**GOAL:**
Copy every line of the listing that holds the string "series".
# START OF MATERIAL PROVIDED
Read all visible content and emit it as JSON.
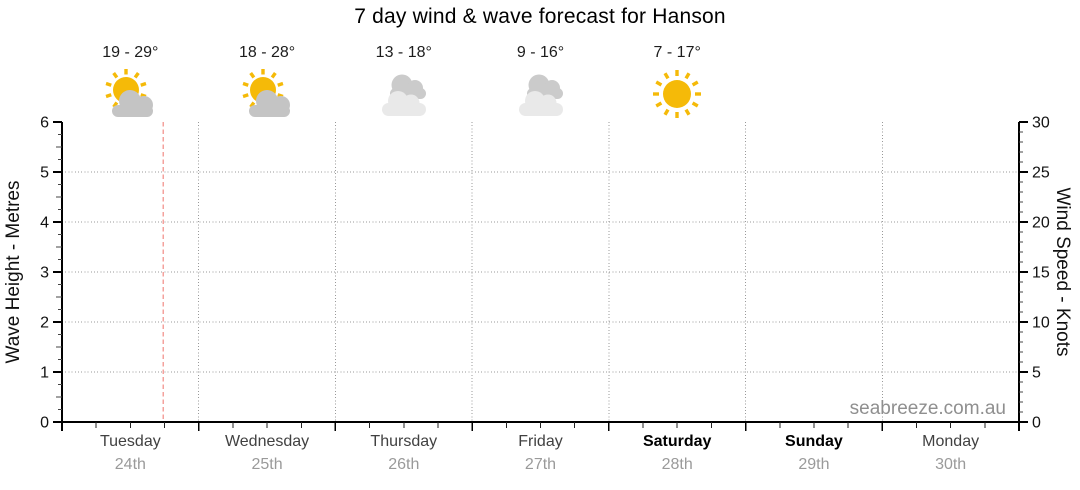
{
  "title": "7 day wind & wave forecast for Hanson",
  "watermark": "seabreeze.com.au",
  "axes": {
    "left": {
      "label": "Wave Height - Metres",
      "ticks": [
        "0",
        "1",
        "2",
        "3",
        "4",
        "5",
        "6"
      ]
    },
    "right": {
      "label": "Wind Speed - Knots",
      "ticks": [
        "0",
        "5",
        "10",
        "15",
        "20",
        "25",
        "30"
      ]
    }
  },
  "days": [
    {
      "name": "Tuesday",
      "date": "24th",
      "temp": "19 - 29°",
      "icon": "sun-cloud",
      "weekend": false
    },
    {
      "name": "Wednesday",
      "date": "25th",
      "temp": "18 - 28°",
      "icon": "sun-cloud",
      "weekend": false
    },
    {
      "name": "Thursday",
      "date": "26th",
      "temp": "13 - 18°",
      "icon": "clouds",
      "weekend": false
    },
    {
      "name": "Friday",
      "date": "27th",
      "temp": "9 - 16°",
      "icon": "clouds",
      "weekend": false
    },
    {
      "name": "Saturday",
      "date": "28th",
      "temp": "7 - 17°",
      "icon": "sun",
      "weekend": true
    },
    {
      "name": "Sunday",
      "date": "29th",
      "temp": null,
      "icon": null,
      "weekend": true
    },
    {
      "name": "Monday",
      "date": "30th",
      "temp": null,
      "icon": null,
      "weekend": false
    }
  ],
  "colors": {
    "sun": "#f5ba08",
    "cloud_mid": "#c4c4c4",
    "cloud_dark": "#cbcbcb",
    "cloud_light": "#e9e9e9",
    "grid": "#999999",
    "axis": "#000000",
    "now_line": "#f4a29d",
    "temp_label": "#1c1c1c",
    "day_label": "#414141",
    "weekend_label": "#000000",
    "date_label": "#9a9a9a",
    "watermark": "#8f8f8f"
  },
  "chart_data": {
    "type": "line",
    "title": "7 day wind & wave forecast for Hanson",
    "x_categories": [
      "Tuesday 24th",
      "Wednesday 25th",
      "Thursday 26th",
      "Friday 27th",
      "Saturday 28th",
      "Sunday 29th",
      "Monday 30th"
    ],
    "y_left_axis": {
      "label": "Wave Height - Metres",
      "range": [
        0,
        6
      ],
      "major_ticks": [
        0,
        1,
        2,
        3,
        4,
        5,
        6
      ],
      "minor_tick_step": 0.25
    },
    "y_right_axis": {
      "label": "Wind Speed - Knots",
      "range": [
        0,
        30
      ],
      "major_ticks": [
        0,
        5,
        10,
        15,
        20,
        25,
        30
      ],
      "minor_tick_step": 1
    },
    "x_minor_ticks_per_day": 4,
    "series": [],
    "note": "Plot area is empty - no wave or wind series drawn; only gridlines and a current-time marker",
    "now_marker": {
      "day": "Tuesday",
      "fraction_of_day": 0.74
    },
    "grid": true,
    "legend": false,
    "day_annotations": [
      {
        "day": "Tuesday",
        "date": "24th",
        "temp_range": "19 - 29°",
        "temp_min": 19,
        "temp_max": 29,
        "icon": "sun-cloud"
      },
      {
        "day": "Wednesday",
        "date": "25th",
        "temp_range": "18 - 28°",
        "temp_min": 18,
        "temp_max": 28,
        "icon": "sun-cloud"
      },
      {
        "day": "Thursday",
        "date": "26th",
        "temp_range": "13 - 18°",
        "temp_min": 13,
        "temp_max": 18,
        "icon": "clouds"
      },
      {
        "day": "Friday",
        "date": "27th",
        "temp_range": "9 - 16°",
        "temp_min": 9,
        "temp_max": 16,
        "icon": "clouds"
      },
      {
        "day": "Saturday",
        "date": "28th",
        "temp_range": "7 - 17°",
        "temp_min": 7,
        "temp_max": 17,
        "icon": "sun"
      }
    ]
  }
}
# END OF MATERIAL PROVIDED
**ANSWER TO THIS TASK:**
    "series": [],
    "note": "Plot area is empty - no wave or wind series drawn; only gridlines and a current-time marker",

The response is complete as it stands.